begin TASK MATERIAL
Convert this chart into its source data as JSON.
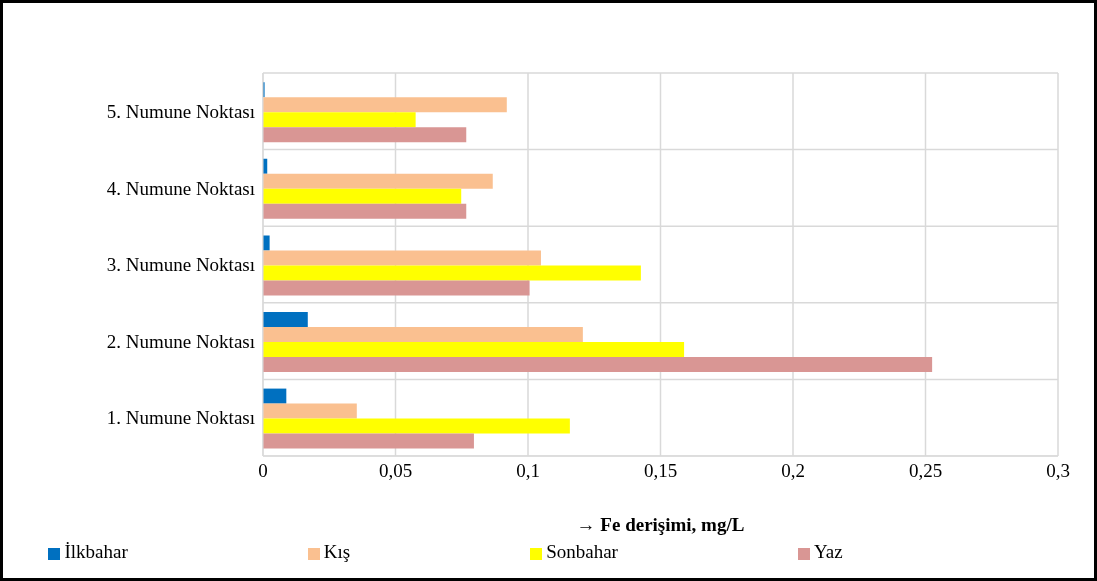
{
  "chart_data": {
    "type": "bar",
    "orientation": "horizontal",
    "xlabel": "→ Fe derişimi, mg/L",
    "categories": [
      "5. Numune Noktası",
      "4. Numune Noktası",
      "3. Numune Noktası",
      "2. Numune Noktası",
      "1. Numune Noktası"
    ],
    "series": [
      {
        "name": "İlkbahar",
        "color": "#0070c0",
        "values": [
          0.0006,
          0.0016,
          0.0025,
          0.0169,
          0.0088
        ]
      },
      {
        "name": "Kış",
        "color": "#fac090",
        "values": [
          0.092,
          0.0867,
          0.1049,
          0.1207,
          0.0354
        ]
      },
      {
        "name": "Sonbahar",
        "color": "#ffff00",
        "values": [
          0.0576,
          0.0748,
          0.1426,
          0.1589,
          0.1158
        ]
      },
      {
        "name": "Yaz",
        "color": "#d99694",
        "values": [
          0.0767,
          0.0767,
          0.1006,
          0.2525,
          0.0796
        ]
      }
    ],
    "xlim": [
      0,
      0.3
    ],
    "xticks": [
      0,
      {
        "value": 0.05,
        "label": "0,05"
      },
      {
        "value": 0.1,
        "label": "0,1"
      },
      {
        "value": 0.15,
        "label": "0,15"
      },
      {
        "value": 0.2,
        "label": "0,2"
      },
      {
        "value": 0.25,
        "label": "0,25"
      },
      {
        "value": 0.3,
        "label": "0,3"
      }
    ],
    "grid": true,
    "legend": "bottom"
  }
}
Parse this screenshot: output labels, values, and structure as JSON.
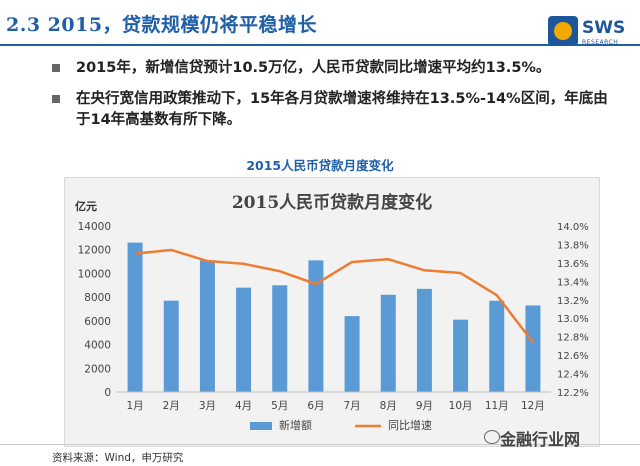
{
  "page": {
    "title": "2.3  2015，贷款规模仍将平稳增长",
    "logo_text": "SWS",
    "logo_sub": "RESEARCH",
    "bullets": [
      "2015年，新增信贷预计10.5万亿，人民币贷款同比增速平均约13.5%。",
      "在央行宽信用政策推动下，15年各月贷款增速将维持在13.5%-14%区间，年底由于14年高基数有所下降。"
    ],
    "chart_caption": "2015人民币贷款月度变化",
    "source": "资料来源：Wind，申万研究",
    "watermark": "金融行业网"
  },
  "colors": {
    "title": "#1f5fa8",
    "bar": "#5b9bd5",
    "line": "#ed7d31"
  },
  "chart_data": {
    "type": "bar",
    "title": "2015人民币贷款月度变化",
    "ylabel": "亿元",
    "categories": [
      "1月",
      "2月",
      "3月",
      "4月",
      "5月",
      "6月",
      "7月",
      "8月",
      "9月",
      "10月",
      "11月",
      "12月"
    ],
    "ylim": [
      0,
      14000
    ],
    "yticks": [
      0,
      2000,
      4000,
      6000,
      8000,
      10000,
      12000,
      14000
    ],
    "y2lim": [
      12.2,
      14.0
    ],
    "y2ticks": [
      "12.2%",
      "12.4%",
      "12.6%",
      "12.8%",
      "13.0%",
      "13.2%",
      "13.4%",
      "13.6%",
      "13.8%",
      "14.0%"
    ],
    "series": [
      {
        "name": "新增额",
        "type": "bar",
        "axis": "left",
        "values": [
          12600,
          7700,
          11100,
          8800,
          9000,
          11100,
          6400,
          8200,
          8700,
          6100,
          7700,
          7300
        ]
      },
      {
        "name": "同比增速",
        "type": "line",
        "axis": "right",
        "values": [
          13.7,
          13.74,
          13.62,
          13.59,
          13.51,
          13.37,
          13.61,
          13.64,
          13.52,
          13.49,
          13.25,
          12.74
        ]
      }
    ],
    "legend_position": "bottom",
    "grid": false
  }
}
end TASK MATERIAL
■ GIVEN INSTRUCTION:
Extract all the entries word for word; omit any pictures.

■ ANSWER BELOW:
Convert this chart into its source data as JSON.
{
  "chart_data": {
    "type": "bar",
    "orientation": "horizontal",
    "xlabel": "→ Fe derişimi, mg/L",
    "categories": [
      "5. Numune Noktası",
      "4. Numune Noktası",
      "3. Numune Noktası",
      "2. Numune Noktası",
      "1. Numune Noktası"
    ],
    "series": [
      {
        "name": "İlkbahar",
        "color": "#0070c0",
        "values": [
          0.0006,
          0.0016,
          0.0025,
          0.0169,
          0.0088
        ]
      },
      {
        "name": "Kış",
        "color": "#fac090",
        "values": [
          0.092,
          0.0867,
          0.1049,
          0.1207,
          0.0354
        ]
      },
      {
        "name": "Sonbahar",
        "color": "#ffff00",
        "values": [
          0.0576,
          0.0748,
          0.1426,
          0.1589,
          0.1158
        ]
      },
      {
        "name": "Yaz",
        "color": "#d99694",
        "values": [
          0.0767,
          0.0767,
          0.1006,
          0.2525,
          0.0796
        ]
      }
    ],
    "xlim": [
      0,
      0.3
    ],
    "xticks": [
      0,
      {
        "value": 0.05,
        "label": "0,05"
      },
      {
        "value": 0.1,
        "label": "0,1"
      },
      {
        "value": 0.15,
        "label": "0,15"
      },
      {
        "value": 0.2,
        "label": "0,2"
      },
      {
        "value": 0.25,
        "label": "0,25"
      },
      {
        "value": 0.3,
        "label": "0,3"
      }
    ],
    "grid": true,
    "legend": "bottom"
  }
}
Parse this screenshot: output labels, values, and structure as JSON.
{
  "page": {
    "title": "2.3  2015，贷款规模仍将平稳增长",
    "logo_text": "SWS",
    "logo_sub": "RESEARCH",
    "bullets": [
      "2015年，新增信贷预计10.5万亿，人民币贷款同比增速平均约13.5%。",
      "在央行宽信用政策推动下，15年各月贷款增速将维持在13.5%-14%区间，年底由于14年高基数有所下降。"
    ],
    "chart_caption": "2015人民币贷款月度变化",
    "source": "资料来源：Wind，申万研究",
    "watermark": "金融行业网"
  },
  "colors": {
    "title": "#1f5fa8",
    "bar": "#5b9bd5",
    "line": "#ed7d31"
  },
  "chart_data": {
    "type": "bar",
    "title": "2015人民币贷款月度变化",
    "ylabel": "亿元",
    "categories": [
      "1月",
      "2月",
      "3月",
      "4月",
      "5月",
      "6月",
      "7月",
      "8月",
      "9月",
      "10月",
      "11月",
      "12月"
    ],
    "ylim": [
      0,
      14000
    ],
    "yticks": [
      0,
      2000,
      4000,
      6000,
      8000,
      10000,
      12000,
      14000
    ],
    "y2lim": [
      12.2,
      14.0
    ],
    "y2ticks": [
      "12.2%",
      "12.4%",
      "12.6%",
      "12.8%",
      "13.0%",
      "13.2%",
      "13.4%",
      "13.6%",
      "13.8%",
      "14.0%"
    ],
    "series": [
      {
        "name": "新增额",
        "type": "bar",
        "axis": "left",
        "values": [
          12600,
          7700,
          11100,
          8800,
          9000,
          11100,
          6400,
          8200,
          8700,
          6100,
          7700,
          7300
        ]
      },
      {
        "name": "同比增速",
        "type": "line",
        "axis": "right",
        "values": [
          13.7,
          13.74,
          13.62,
          13.59,
          13.51,
          13.37,
          13.61,
          13.64,
          13.52,
          13.49,
          13.25,
          12.74
        ]
      }
    ],
    "legend_position": "bottom",
    "grid": false
  }
}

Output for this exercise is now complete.